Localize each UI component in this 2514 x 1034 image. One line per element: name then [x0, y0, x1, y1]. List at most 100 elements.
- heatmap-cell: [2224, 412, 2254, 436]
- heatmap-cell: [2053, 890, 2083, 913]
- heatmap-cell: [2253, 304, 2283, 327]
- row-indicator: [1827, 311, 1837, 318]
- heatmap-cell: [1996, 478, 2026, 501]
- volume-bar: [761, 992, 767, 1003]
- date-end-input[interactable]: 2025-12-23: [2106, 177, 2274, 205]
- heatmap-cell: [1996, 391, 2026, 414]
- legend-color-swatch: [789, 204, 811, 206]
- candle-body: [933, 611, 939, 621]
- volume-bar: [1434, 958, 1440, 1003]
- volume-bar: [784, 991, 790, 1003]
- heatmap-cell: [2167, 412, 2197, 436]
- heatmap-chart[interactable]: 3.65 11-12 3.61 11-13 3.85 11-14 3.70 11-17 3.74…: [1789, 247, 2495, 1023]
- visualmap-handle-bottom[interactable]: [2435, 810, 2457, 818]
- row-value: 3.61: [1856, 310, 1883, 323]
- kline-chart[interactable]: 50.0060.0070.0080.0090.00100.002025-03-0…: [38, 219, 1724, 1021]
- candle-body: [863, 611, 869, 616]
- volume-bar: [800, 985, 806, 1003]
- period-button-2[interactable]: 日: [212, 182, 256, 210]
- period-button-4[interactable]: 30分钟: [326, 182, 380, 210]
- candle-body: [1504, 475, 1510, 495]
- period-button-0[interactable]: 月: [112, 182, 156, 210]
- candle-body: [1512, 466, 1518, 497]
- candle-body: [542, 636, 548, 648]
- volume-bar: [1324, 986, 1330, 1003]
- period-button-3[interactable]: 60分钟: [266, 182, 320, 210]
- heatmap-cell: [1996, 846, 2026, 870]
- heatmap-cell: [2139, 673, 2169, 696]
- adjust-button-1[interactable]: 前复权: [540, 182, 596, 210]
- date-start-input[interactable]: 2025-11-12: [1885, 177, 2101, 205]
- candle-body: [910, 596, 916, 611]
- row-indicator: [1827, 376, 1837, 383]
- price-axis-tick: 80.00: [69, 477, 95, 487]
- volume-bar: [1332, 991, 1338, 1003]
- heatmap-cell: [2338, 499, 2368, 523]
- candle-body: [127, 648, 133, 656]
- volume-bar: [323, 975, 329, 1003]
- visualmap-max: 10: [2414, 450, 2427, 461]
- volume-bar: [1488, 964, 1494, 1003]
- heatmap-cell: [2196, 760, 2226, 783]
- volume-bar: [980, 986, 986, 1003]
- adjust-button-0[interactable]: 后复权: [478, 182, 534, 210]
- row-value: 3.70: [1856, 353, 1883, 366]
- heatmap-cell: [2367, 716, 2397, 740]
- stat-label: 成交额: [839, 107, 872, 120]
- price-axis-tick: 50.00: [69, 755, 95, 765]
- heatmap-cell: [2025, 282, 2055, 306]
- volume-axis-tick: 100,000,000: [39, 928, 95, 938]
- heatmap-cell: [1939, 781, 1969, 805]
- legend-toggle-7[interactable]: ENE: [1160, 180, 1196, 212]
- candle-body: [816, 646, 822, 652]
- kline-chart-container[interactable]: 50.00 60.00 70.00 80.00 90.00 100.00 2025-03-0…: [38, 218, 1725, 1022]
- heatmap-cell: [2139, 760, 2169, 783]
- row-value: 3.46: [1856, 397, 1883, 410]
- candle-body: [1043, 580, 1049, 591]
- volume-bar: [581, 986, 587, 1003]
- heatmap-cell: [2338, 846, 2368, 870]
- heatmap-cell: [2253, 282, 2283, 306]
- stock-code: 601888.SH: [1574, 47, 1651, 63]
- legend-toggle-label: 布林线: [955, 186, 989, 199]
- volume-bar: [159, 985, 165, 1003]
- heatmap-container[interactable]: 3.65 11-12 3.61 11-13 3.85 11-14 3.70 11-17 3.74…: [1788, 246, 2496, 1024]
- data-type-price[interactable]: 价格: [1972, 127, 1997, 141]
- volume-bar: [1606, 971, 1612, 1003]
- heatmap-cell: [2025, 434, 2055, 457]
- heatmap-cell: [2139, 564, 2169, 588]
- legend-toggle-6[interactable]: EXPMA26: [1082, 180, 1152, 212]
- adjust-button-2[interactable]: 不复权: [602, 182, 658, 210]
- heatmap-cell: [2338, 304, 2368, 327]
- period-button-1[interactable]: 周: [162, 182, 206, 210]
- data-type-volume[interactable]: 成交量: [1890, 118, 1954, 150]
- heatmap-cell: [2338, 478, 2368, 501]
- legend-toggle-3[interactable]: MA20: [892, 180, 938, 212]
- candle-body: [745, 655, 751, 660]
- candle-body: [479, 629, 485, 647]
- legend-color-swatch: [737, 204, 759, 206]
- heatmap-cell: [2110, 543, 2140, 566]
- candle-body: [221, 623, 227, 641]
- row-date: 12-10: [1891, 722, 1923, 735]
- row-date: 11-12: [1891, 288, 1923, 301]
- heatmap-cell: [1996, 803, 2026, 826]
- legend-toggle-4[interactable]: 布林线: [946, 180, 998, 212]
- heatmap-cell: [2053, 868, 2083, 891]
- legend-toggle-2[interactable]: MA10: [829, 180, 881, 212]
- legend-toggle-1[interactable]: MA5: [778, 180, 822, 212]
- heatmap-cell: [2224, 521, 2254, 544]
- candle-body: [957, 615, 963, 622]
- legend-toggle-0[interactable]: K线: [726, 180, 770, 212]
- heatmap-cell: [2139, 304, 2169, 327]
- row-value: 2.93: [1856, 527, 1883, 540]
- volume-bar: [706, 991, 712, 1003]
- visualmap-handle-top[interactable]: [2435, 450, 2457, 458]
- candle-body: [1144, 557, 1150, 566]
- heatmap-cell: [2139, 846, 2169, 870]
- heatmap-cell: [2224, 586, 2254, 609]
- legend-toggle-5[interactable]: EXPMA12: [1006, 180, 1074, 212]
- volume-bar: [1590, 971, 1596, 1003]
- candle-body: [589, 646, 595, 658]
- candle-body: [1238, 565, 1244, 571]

++++++

### 과제 설명
위 자료의 모든 줄을 빈 줄은 빼고 '번호'와 '내용' 두 열로 된 마크다운 표로 변환하세요.

### 답변
| 번호 | 내용 |
|---|---|
| 1 | Localize each UI component in this 2514 x 1034 image. One line per element: name then [x0, y0, x1, y1]. List at most 100 elements. |
| 2 | - heatmap-cell: [2224, 412, 2254, 436] |
| 3 | - heatmap-cell: [2053, 890, 2083, 913] |
| 4 | - heatmap-cell: [2253, 304, 2283, 327] |
| 5 | - row-indicator: [1827, 311, 1837, 318] |
| 6 | - heatmap-cell: [1996, 478, 2026, 501] |
| 7 | - volume-bar: [761, 992, 767, 1003] |
| 8 | - date-end-input[interactable]: 2025-12-23: [2106, 177, 2274, 205] |
| 9 | - heatmap-cell: [1996, 391, 2026, 414] |
| 10 | - legend-color-swatch: [789, 204, 811, 206] |
| 11 | - candle-body: [933, 611, 939, 621] |
| 12 | - volume-bar: [1434, 958, 1440, 1003] |
| 13 | - volume-bar: [784, 991, 790, 1003] |
| 14 | - heatmap-cell: [2167, 412, 2197, 436] |
| 15 | - heatmap-chart[interactable]: 3.65 11-12 3.61 11-13 3.85 11-14 3.70 11-17 3.74…: [1789, 247, 2495, 1023] |
| 16 | - visualmap-handle-bottom[interactable]: [2435, 810, 2457, 818] |
| 17 | - row-value: 3.61: [1856, 310, 1883, 323] |
| 18 | - kline-chart[interactable]: 50.0060.0070.0080.0090.00100.002025-03-0…: [38, 219, 1724, 1021] |
| 19 | - candle-body: [863, 611, 869, 616] |
| 20 | - volume-bar: [800, 985, 806, 1003] |
| 21 | - period-button-2[interactable]: 日: [212, 182, 256, 210] |
| 22 | - period-button-4[interactable]: 30分钟: [326, 182, 380, 210] |
| 23 | - candle-body: [1504, 475, 1510, 495] |
| 24 | - period-button-0[interactable]: 月: [112, 182, 156, 210] |
| 25 | - candle-body: [1512, 466, 1518, 497] |
| 26 | - candle-body: [542, 636, 548, 648] |
| 27 | - volume-bar: [1324, 986, 1330, 1003] |
| 28 | - period-button-3[interactable]: 60分钟: [266, 182, 320, 210] |
| 29 | - heatmap-cell: [1996, 846, 2026, 870] |
| 30 | - heatmap-cell: [2139, 673, 2169, 696] |
| 31 | - adjust-button-1[interactable]: 前复权: [540, 182, 596, 210] |
| 32 | - date-start-input[interactable]: 2025-11-12: [1885, 177, 2101, 205] |
| 33 | - candle-body: [910, 596, 916, 611] |
| 34 | - row-indicator: [1827, 376, 1837, 383] |
| 35 | - price-axis-tick: 80.00: [69, 477, 95, 487] |
| 36 | - volume-bar: [1332, 991, 1338, 1003] |
| 37 | - heatmap-cell: [2338, 499, 2368, 523] |
| 38 | - candle-body: [127, 648, 133, 656] |
| 39 | - volume-bar: [323, 975, 329, 1003] |
| 40 | - visualmap-max: 10: [2414, 450, 2427, 461] |
| 41 | - volume-bar: [1488, 964, 1494, 1003] |
| 42 | - heatmap-cell: [2196, 760, 2226, 783] |
| 43 | - volume-bar: [980, 986, 986, 1003] |
| 44 | - adjust-button-0[interactable]: 后复权: [478, 182, 534, 210] |
| 45 | - row-value: 3.70: [1856, 353, 1883, 366] |
| 46 | - heatmap-cell: [2367, 716, 2397, 740] |
| 47 | - stat-label: 成交额: [839, 107, 872, 120] |
| 48 | - price-axis-tick: 50.00: [69, 755, 95, 765] |
| 49 | - heatmap-cell: [2025, 282, 2055, 306] |
| 50 | - volume-axis-tick: 100,000,000: [39, 928, 95, 938] |
| 51 | - heatmap-cell: [1939, 781, 1969, 805] |
| 52 | - legend-toggle-7[interactable]: ENE: [1160, 180, 1196, 212] |
| 53 | - candle-body: [816, 646, 822, 652] |
| 54 | - kline-chart-container[interactable]: 50.00 60.00 70.00 80.00 90.00 100.00 2025-03-0…: [38, 218, 1725, 1022] |
| 55 | - heatmap-cell: [2139, 760, 2169, 783] |
| 56 | - row-value: 3.46: [1856, 397, 1883, 410] |
| 57 | - candle-body: [1043, 580, 1049, 591] |
| 58 | - volume-bar: [581, 986, 587, 1003] |
| 59 | - heatmap-cell: [2338, 846, 2368, 870] |
| 60 | - heatmap-cell: [2253, 282, 2283, 306] |
| 61 | - stock-code: 601888.SH: [1574, 47, 1651, 63] |
| 62 | - legend-toggle-label: 布林线: [955, 186, 989, 199] |
| 63 | - volume-bar: [159, 985, 165, 1003] |
| 64 | - heatmap-container[interactable]: 3.65 11-12 3.61 11-13 3.85 11-14 3.70 11-17 3.74…: [1788, 246, 2496, 1024] |
| 65 | - data-type-price[interactable]: 价格: [1972, 127, 1997, 141] |
| 66 | - volume-bar: [1606, 971, 1612, 1003] |
| 67 | - heatmap-cell: [2025, 434, 2055, 457] |
| 68 | - heatmap-cell: [2139, 564, 2169, 588] |
| 69 | - legend-toggle-6[interactable]: EXPMA26: [1082, 180, 1152, 212] |
| 70 | - adjust-button-2[interactable]: 不复权: [602, 182, 658, 210] |
| 71 | - heatmap-cell: [2338, 304, 2368, 327] |
| 72 | - period-button-1[interactable]: 周: [162, 182, 206, 210] |
| 73 | - data-type-volume[interactable]: 成交量: [1890, 118, 1954, 150] |
| 74 | - heatmap-cell: [2338, 478, 2368, 501] |
| 75 | - legend-toggle-3[interactable]: MA20: [892, 180, 938, 212] |
| 76 | - candle-body: [745, 655, 751, 660] |
| 77 | - candle-body: [479, 629, 485, 647] |
| 78 | - legend-color-swatch: [737, 204, 759, 206] |
| 79 | - heatmap-cell: [2110, 543, 2140, 566] |
| 80 | - candle-body: [221, 623, 227, 641] |
| 81 | - row-date: 12-10: [1891, 722, 1923, 735] |
| 82 | - row-date: 11-12: [1891, 288, 1923, 301] |
| 83 | - heatmap-cell: [1996, 803, 2026, 826] |
| 84 | - legend-toggle-4[interactable]: 布林线: [946, 180, 998, 212] |
| 85 | - heatmap-cell: [2053, 868, 2083, 891] |
| 86 | - legend-toggle-2[interactable]: MA10: [829, 180, 881, 212] |
| 87 | - legend-toggle-1[interactable]: MA5: [778, 180, 822, 212] |
| 88 | - heatmap-cell: [2224, 521, 2254, 544] |
| 89 | - candle-body: [957, 615, 963, 622] |
| 90 | - legend-toggle-0[interactable]: K线: [726, 180, 770, 212] |
| 91 | - heatmap-cell: [2139, 304, 2169, 327] |
| 92 | - row-value: 2.93: [1856, 527, 1883, 540] |
| 93 | - volume-bar: [706, 991, 712, 1003] |
| 94 | - visualmap-handle-top[interactable]: [2435, 450, 2457, 458] |
| 95 | - candle-body: [1144, 557, 1150, 566] |
| 96 | - heatmap-cell: [2139, 846, 2169, 870] |
| 97 | - heatmap-cell: [2224, 586, 2254, 609] |
| 98 | - legend-toggle-5[interactable]: EXPMA12: [1006, 180, 1074, 212] |
| 99 | - volume-bar: [1590, 971, 1596, 1003] |
| 100 | - candle-body: [589, 646, 595, 658] |
| 101 | - candle-body: [1238, 565, 1244, 571] |